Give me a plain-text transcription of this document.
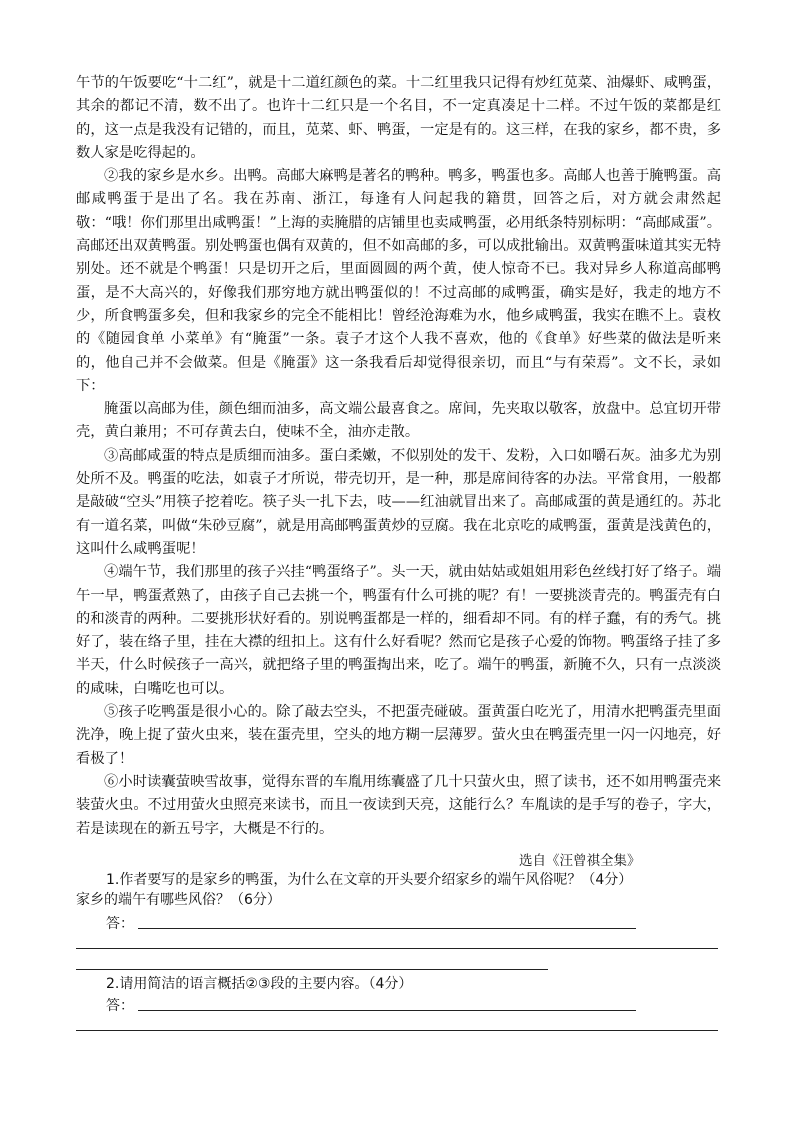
午节的午饭要吃“十二红”，就是十二道红颜色的菜。十二红里我只记得有炒红苋菜、油爆虾、咸鸭蛋，其余的都记不清，数不出了。也许十二红只是一个名目，不一定真凑足十二样。不过午饭的菜都是红的，这一点是我没有记错的，而且，苋菜、虾、鸭蛋，一定是有的。这三样，在我的家乡，都不贵，多数人家是吃得起的。

②我的家乡是水乡。出鸭。高邮大麻鸭是著名的鸭种。鸭多，鸭蛋也多。高邮人也善于腌鸭蛋。高邮咸鸭蛋于是出了名。我在苏南、浙江，每逢有人问起我的籍贯，回答之后，对方就会肃然起敬：“哦！你们那里出咸鸭蛋！”上海的卖腌腊的店铺里也卖咸鸭蛋，必用纸条特别标明：“高邮咸蛋”。高邮还出双黄鸭蛋。别处鸭蛋也偶有双黄的，但不如高邮的多，可以成批输出。双黄鸭蛋味道其实无特别处。还不就是个鸭蛋！只是切开之后，里面圆圆的两个黄，使人惊奇不已。我对异乡人称道高邮鸭蛋，是不大高兴的，好像我们那穷地方就出鸭蛋似的！不过高邮的咸鸭蛋，确实是好，我走的地方不少，所食鸭蛋多矣，但和我家乡的完全不能相比！曾经沧海难为水，他乡咸鸭蛋，我实在瞧不上。袁枚的《随园食单 小菜单》有“腌蛋”一条。袁子才这个人我不喜欢，他的《食单》好些菜的做法是听来的，他自己并不会做菜。但是《腌蛋》这一条我看后却觉得很亲切，而且“与有荣焉”。文不长，录如下：

腌蛋以高邮为佳，颜色细而油多，高文端公最喜食之。席间，先夹取以敬客，放盘中。总宜切开带壳，黄白兼用；不可存黄去白，使味不全，油亦走散。

③高邮咸蛋的特点是质细而油多。蛋白柔嫩，不似别处的发干、发粉，入口如嚼石灰。油多尤为别处所不及。鸭蛋的吃法，如袁子才所说，带壳切开，是一种，那是席间待客的办法。平常食用，一般都是敲破“空头”用筷子挖着吃。筷子头一扎下去，吱——红油就冒出来了。高邮咸蛋的黄是通红的。苏北有一道名菜，叫做“朱砂豆腐”，就是用高邮鸭蛋黄炒的豆腐。我在北京吃的咸鸭蛋，蛋黄是浅黄色的，这叫什么咸鸭蛋呢！

④端午节，我们那里的孩子兴挂“鸭蛋络子”。头一天，就由姑姑或姐姐用彩色丝线打好了络子。端午一早，鸭蛋煮熟了，由孩子自己去挑一个，鸭蛋有什么可挑的呢？有！一要挑淡青壳的。鸭蛋壳有白的和淡青的两种。二要挑形状好看的。别说鸭蛋都是一样的，细看却不同。有的样子蠢，有的秀气。挑好了，装在络子里，挂在大襟的纽扣上。这有什么好看呢？然而它是孩子心爱的饰物。鸭蛋络子挂了多半天，什么时候孩子一高兴，就把络子里的鸭蛋掏出来，吃了。端午的鸭蛋，新腌不久，只有一点淡淡的咸味，白嘴吃也可以。

⑤孩子吃鸭蛋是很小心的。除了敲去空头，不把蛋壳碰破。蛋黄蛋白吃光了，用清水把鸭蛋壳里面洗净，晚上捉了萤火虫来，装在蛋壳里，空头的地方糊一层薄罗。萤火虫在鸭蛋壳里一闪一闪地亮，好看极了！

⑥小时读囊萤映雪故事，觉得东晋的车胤用练囊盛了几十只萤火虫，照了读书，还不如用鸭蛋壳来装萤火虫。不过用萤火虫照亮来读书，而且一夜读到天亮，这能行么？车胤读的是手写的卷子，字大，若是读现在的新五号字，大概是不行的。

选自《汪曾祺全集》
1.作者要写的是家乡的鸭蛋，为什么在文章的开头要介绍家乡的端午风俗呢？（4分）
家乡的端午有哪些风俗？（6分）
答：
2.请用简洁的语言概括②③段的主要内容。（4分）
答：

Task to carry out
Exact duplication of all the records is required; pictures are omitted from the copy.

Exercise answer
Give me a plain-text transcription of this document.
午节的午饭要吃“十二红”，就是十二道红颜色的菜。十二红里我只记得有炒红苋菜、油爆虾、咸鸭蛋，其余的都记不清，数不出了。也许十二红只是一个名目，不一定真凑足十二样。不过午饭的菜都是红的，这一点是我没有记错的，而且，苋菜、虾、鸭蛋，一定是有的。这三样，在我的家乡，都不贵，多数人家是吃得起的。

②我的家乡是水乡。出鸭。高邮大麻鸭是著名的鸭种。鸭多，鸭蛋也多。高邮人也善于腌鸭蛋。高邮咸鸭蛋于是出了名。我在苏南、浙江，每逢有人问起我的籍贯，回答之后，对方就会肃然起敬：“哦！你们那里出咸鸭蛋！”上海的卖腌腊的店铺里也卖咸鸭蛋，必用纸条特别标明：“高邮咸蛋”。高邮还出双黄鸭蛋。别处鸭蛋也偶有双黄的，但不如高邮的多，可以成批输出。双黄鸭蛋味道其实无特别处。还不就是个鸭蛋！只是切开之后，里面圆圆的两个黄，使人惊奇不已。我对异乡人称道高邮鸭蛋，是不大高兴的，好像我们那穷地方就出鸭蛋似的！不过高邮的咸鸭蛋，确实是好，我走的地方不少，所食鸭蛋多矣，但和我家乡的完全不能相比！曾经沧海难为水，他乡咸鸭蛋，我实在瞧不上。袁枚的《随园食单 小菜单》有“腌蛋”一条。袁子才这个人我不喜欢，他的《食单》好些菜的做法是听来的，他自己并不会做菜。但是《腌蛋》这一条我看后却觉得很亲切，而且“与有荣焉”。文不长，录如下：

腌蛋以高邮为佳，颜色细而油多，高文端公最喜食之。席间，先夹取以敬客，放盘中。总宜切开带壳，黄白兼用；不可存黄去白，使味不全，油亦走散。

③高邮咸蛋的特点是质细而油多。蛋白柔嫩，不似别处的发干、发粉，入口如嚼石灰。油多尤为别处所不及。鸭蛋的吃法，如袁子才所说，带壳切开，是一种，那是席间待客的办法。平常食用，一般都是敲破“空头”用筷子挖着吃。筷子头一扎下去，吱——红油就冒出来了。高邮咸蛋的黄是通红的。苏北有一道名菜，叫做“朱砂豆腐”，就是用高邮鸭蛋黄炒的豆腐。我在北京吃的咸鸭蛋，蛋黄是浅黄色的，这叫什么咸鸭蛋呢！

④端午节，我们那里的孩子兴挂“鸭蛋络子”。头一天，就由姑姑或姐姐用彩色丝线打好了络子。端午一早，鸭蛋煮熟了，由孩子自己去挑一个，鸭蛋有什么可挑的呢？有！一要挑淡青壳的。鸭蛋壳有白的和淡青的两种。二要挑形状好看的。别说鸭蛋都是一样的，细看却不同。有的样子蠢，有的秀气。挑好了，装在络子里，挂在大襟的纽扣上。这有什么好看呢？然而它是孩子心爱的饰物。鸭蛋络子挂了多半天，什么时候孩子一高兴，就把络子里的鸭蛋掏出来，吃了。端午的鸭蛋，新腌不久，只有一点淡淡的咸味，白嘴吃也可以。

⑤孩子吃鸭蛋是很小心的。除了敲去空头，不把蛋壳碰破。蛋黄蛋白吃光了，用清水把鸭蛋壳里面洗净，晚上捉了萤火虫来，装在蛋壳里，空头的地方糊一层薄罗。萤火虫在鸭蛋壳里一闪一闪地亮，好看极了！

⑥小时读囊萤映雪故事，觉得东晋的车胤用练囊盛了几十只萤火虫，照了读书，还不如用鸭蛋壳来装萤火虫。不过用萤火虫照亮来读书，而且一夜读到天亮，这能行么？车胤读的是手写的卷子，字大，若是读现在的新五号字，大概是不行的。

选自《汪曾祺全集》
1.作者要写的是家乡的鸭蛋，为什么在文章的开头要介绍家乡的端午风俗呢？（4分）
家乡的端午有哪些风俗？（6分）
答：
2.请用简洁的语言概括②③段的主要内容。（4分）
答：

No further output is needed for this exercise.